Part of a data file »

────────────────────────────────────────

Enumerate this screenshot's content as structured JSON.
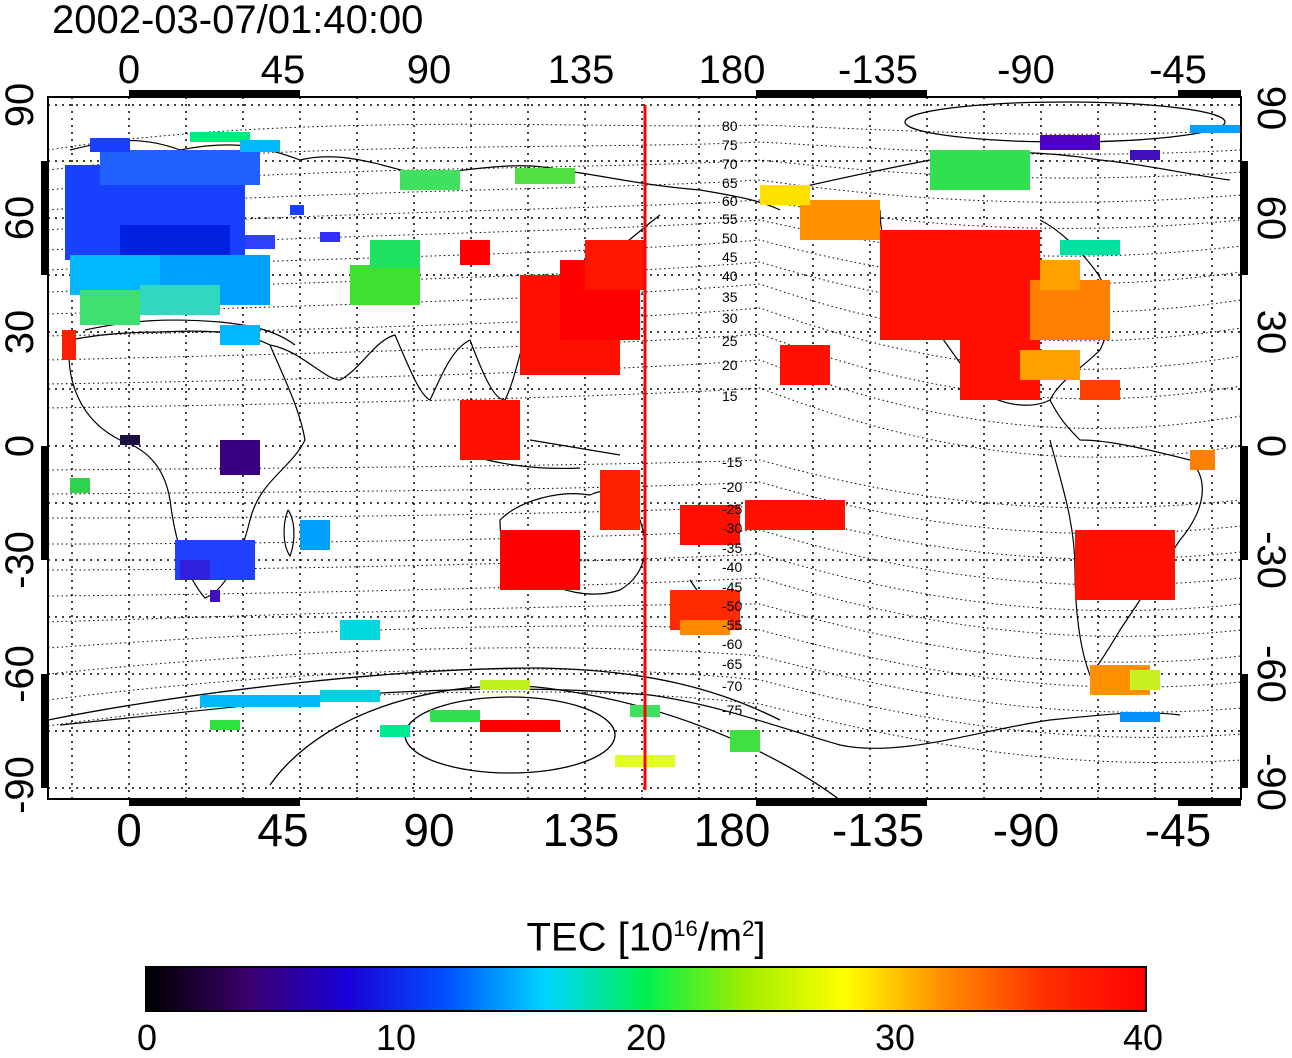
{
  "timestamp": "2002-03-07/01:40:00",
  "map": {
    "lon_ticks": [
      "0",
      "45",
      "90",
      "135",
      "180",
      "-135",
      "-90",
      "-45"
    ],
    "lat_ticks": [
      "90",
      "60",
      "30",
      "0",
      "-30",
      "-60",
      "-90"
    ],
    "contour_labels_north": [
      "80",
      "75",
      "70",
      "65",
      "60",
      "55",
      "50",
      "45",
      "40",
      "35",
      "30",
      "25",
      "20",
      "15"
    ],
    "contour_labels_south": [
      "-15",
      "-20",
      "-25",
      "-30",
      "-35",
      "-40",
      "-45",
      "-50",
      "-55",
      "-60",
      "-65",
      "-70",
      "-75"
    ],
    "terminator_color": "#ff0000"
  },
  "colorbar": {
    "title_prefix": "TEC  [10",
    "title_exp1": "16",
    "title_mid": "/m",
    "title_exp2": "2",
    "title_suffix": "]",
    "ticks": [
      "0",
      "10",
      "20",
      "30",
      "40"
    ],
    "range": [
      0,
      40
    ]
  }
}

────────────────────────────────────────

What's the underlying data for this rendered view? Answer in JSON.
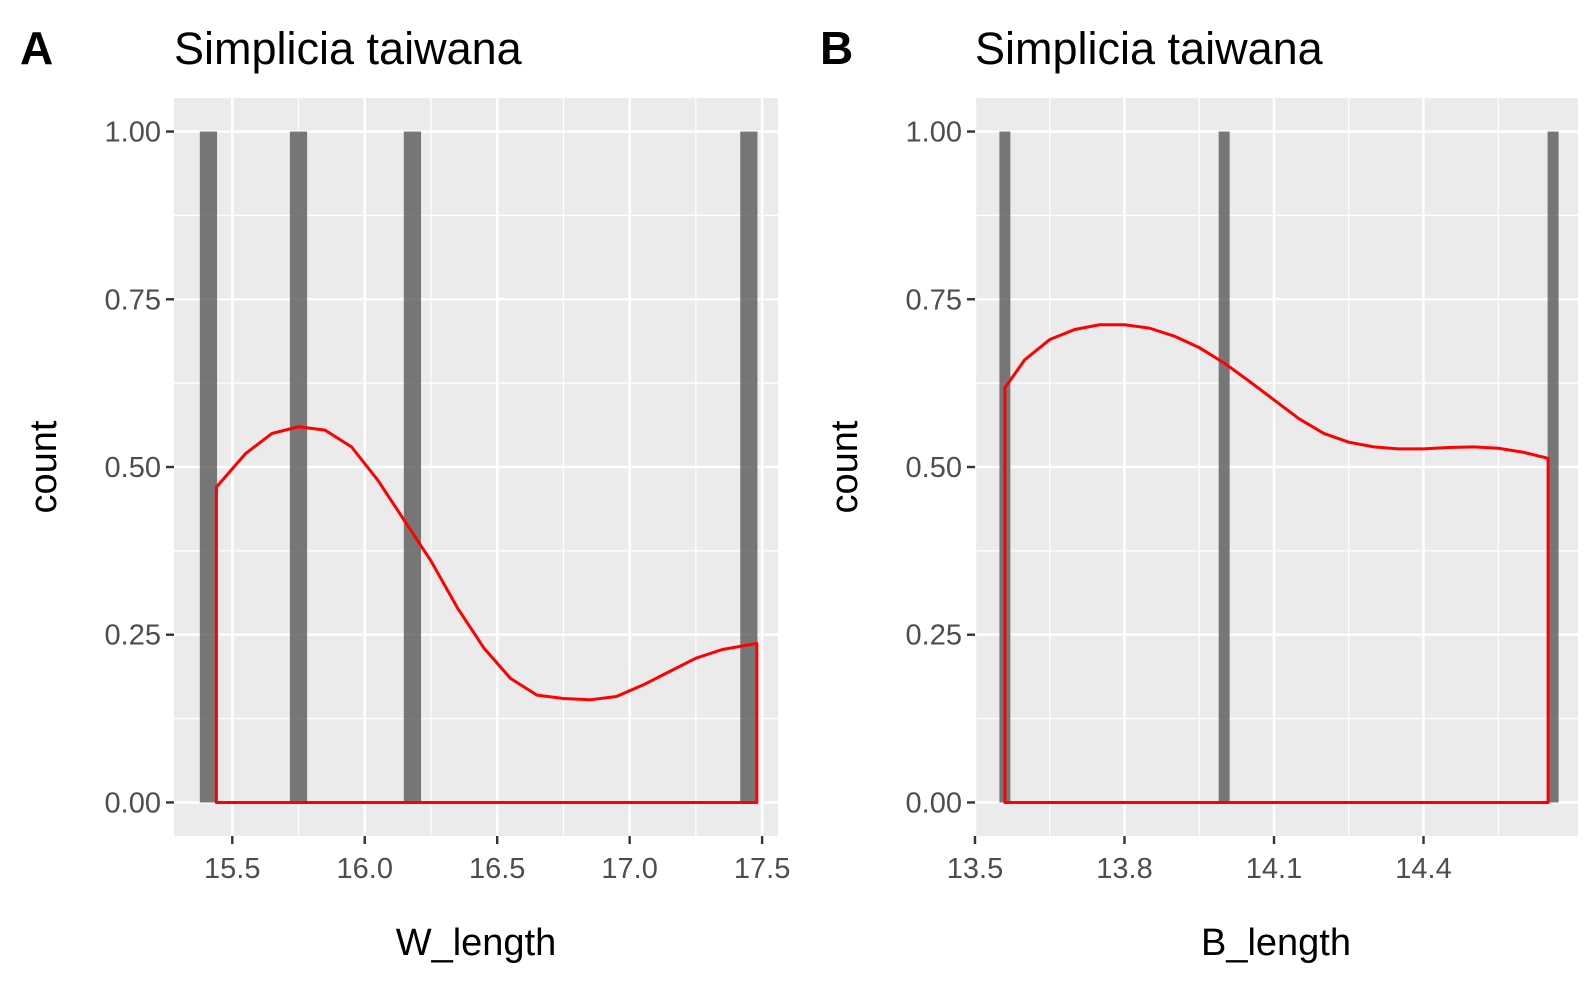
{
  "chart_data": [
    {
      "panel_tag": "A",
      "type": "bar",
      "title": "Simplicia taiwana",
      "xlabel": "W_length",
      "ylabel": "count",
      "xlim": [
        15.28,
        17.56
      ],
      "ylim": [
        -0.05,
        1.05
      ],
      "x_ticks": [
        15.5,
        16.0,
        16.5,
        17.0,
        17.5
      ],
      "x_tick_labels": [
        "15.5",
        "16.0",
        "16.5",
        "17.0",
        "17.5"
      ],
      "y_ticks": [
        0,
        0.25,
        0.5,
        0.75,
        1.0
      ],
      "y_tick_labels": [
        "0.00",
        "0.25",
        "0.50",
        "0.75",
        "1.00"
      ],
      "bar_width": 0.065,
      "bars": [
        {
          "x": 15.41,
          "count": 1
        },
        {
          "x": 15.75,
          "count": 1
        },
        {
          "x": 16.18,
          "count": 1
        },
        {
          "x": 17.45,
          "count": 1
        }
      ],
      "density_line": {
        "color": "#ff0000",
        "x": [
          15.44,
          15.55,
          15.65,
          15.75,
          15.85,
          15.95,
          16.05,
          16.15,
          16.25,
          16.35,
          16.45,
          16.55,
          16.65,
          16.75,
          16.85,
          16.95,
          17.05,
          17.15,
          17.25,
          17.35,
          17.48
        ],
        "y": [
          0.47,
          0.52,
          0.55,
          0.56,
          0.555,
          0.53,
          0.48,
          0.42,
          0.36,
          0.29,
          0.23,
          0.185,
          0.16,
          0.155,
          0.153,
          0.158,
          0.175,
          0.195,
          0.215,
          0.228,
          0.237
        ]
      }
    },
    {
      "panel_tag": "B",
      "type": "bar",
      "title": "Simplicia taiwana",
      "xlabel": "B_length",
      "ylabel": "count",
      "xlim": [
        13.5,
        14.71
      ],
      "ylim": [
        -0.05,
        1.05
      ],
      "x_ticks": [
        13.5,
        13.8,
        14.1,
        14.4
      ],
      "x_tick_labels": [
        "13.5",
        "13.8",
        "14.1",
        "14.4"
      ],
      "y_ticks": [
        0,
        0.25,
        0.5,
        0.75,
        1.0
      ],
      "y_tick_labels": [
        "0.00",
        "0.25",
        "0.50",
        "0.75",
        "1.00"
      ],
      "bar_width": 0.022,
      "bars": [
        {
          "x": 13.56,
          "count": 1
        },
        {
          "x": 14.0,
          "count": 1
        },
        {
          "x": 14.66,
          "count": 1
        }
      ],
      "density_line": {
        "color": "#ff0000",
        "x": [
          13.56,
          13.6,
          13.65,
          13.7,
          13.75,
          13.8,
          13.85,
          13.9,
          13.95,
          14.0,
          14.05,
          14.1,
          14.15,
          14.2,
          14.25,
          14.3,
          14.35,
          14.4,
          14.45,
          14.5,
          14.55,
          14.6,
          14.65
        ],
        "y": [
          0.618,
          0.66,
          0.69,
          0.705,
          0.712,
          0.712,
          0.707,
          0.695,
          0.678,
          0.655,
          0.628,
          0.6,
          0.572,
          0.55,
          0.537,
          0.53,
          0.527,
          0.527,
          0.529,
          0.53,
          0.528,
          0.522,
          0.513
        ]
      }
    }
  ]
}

────────────────────────────────────────

Task to complete » Identify all lines where the word "JSON" shows up. Copy them.

Result of this task »
Enumerate this screenshot's content as structured JSON.
What's the underlying data for this rendered view? Answer in JSON.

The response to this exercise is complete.